╔══
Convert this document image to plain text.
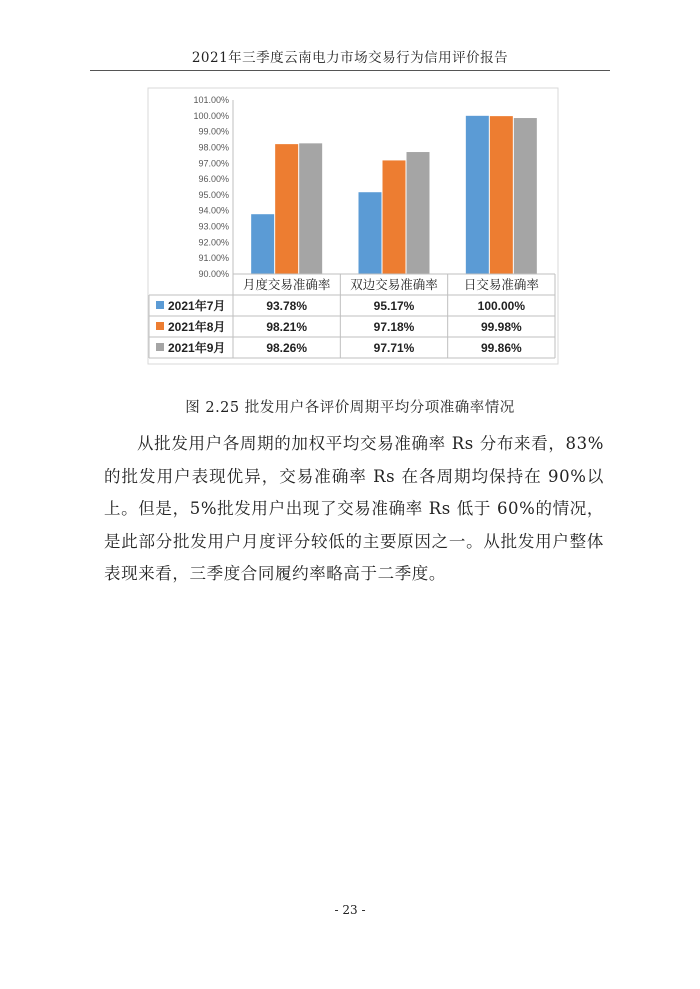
2021年三季度云南电力市场交易行为信用评价报告
90.00%
91.00%
92.00%
93.00%
94.00%
95.00%
96.00%
97.00%
98.00%
99.00%
100.00%
101.00%
月度交易准确率 双边交易准确率 日交易准确率
2021年7月	93.78%	95.17%	100.00%
2021年8月	98.21%	97.18%	99.98%
2021年9月	98.26%	97.71%	99.86%
图 2.25 批发用户各评价周期平均分项准确率情况

从批发用户各周期的加权平均交易准确率 Rs 分布来看，83%的批发用户表现优异，交易准确率 Rs 在各周期均保持在 90%以上。但是，5%批发用户出现了交易准确率 Rs 低于 60%的情况，是此部分批发用户月度评分较低的主要原因之一。从批发用户整体表现来看，三季度合同履约率略高于二季度。

- 23 -
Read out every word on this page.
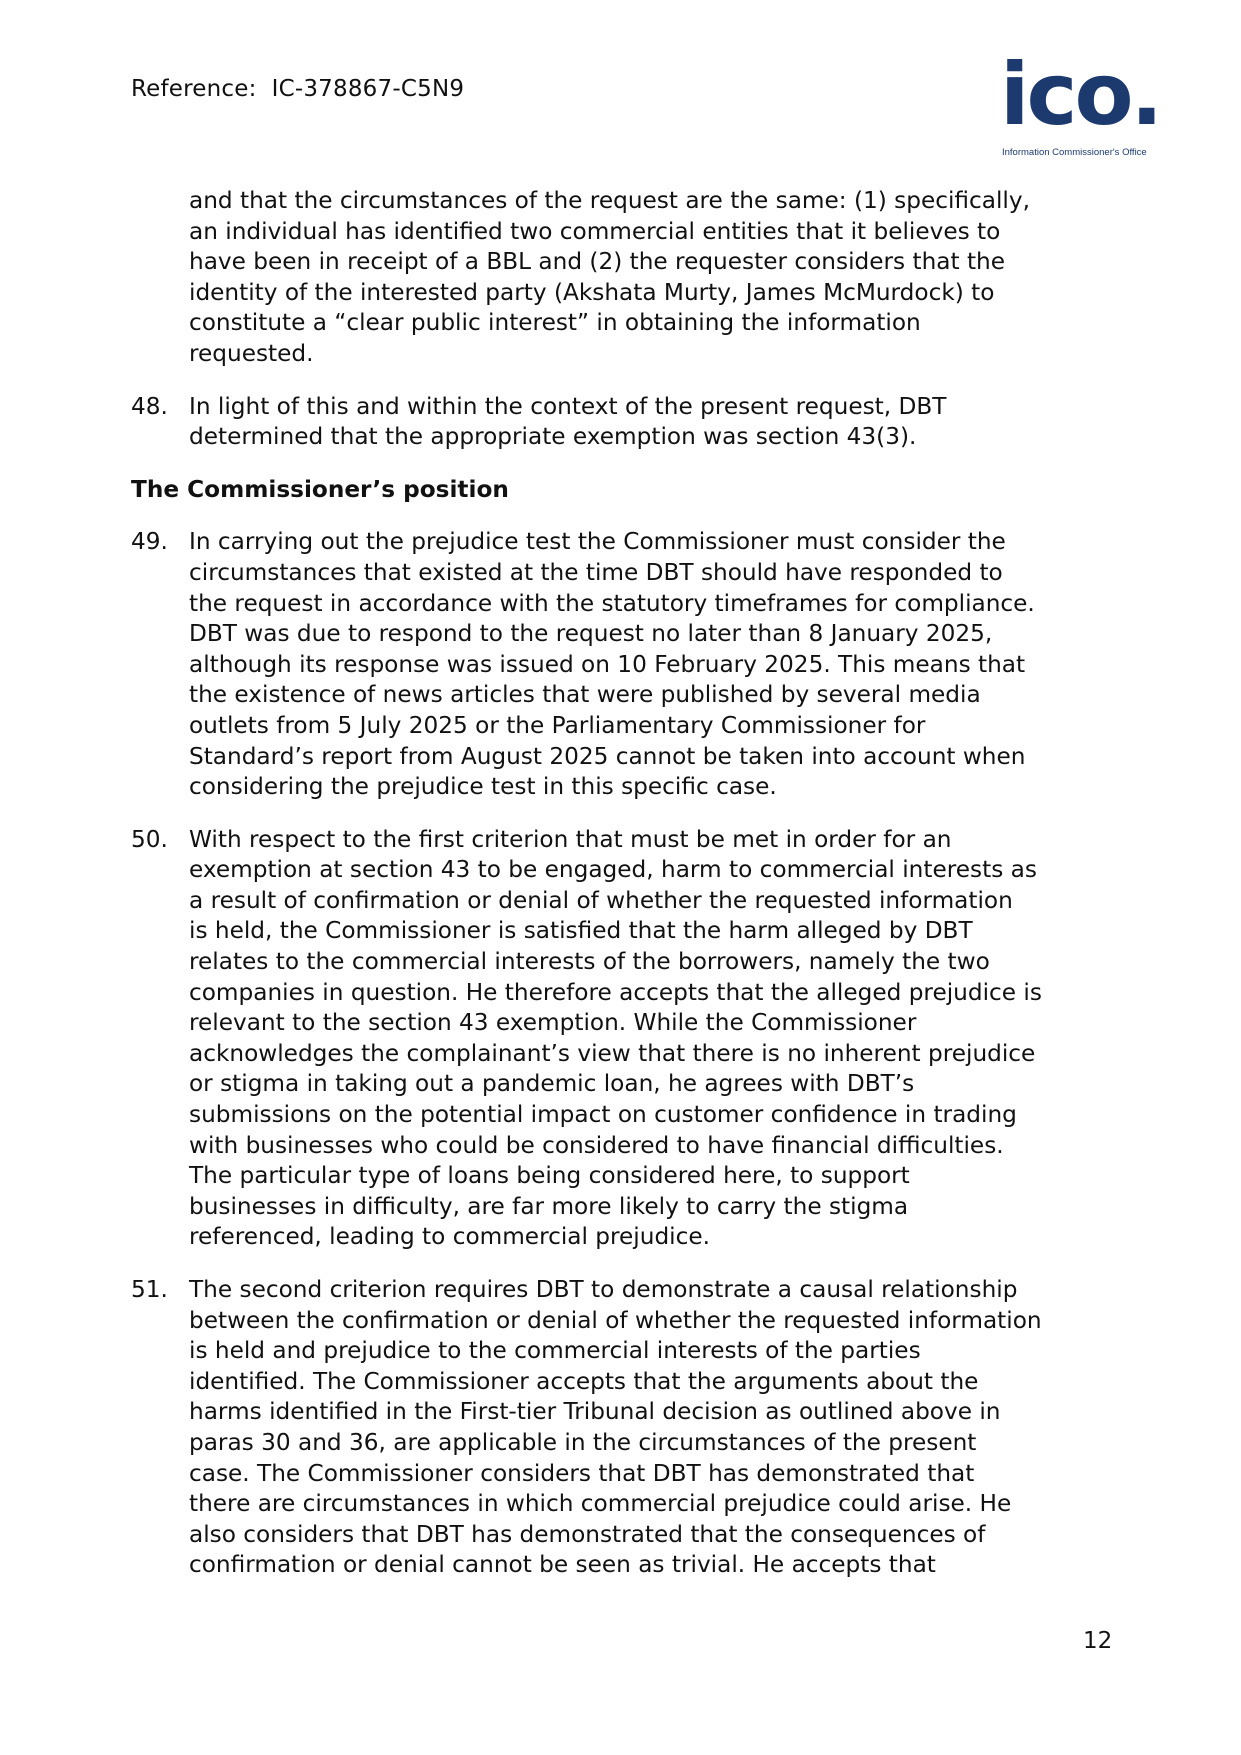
Reference: IC-378867-C5N9	ico.
Information Commissioner's Office
and that the circumstances of the request are the same: (1) specifically,
an individual has identified two commercial entities that it believes to
have been in receipt of a BBL and (2) the requester considers that the
identity of the interested party (Akshata Murty, James McMurdock) to
constitute a “clear public interest” in obtaining the information
requested.
48. In light of this and within the context of the present request, DBT
determined that the appropriate exemption was section 43(3).
The Commissioner’s position
49. In carrying out the prejudice test the Commissioner must consider the
circumstances that existed at the time DBT should have responded to
the request in accordance with the statutory timeframes for compliance.
DBT was due to respond to the request no later than 8 January 2025,
although its response was issued on 10 February 2025. This means that
the existence of news articles that were published by several media
outlets from 5 July 2025 or the Parliamentary Commissioner for
Standard’s report from August 2025 cannot be taken into account when
considering the prejudice test in this specific case.
50. With respect to the first criterion that must be met in order for an
exemption at section 43 to be engaged, harm to commercial interests as
a result of confirmation or denial of whether the requested information
is held, the Commissioner is satisfied that the harm alleged by DBT
relates to the commercial interests of the borrowers, namely the two
companies in question. He therefore accepts that the alleged prejudice is
relevant to the section 43 exemption. While the Commissioner
acknowledges the complainant’s view that there is no inherent prejudice
or stigma in taking out a pandemic loan, he agrees with DBT’s
submissions on the potential impact on customer confidence in trading
with businesses who could be considered to have financial difficulties.
The particular type of loans being considered here, to support
businesses in difficulty, are far more likely to carry the stigma
referenced, leading to commercial prejudice.
51. The second criterion requires DBT to demonstrate a causal relationship
between the confirmation or denial of whether the requested information
is held and prejudice to the commercial interests of the parties
identified. The Commissioner accepts that the arguments about the
harms identified in the First-tier Tribunal decision as outlined above in
paras 30 and 36, are applicable in the circumstances of the present
case. The Commissioner considers that DBT has demonstrated that
there are circumstances in which commercial prejudice could arise. He
also considers that DBT has demonstrated that the consequences of
confirmation or denial cannot be seen as trivial. He accepts that
12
╚══
Review the material and copy each line in which the word "could" appears.

with businesses who could be considered to have financial difficulties.
there are circumstances in which commercial prejudice could arise. He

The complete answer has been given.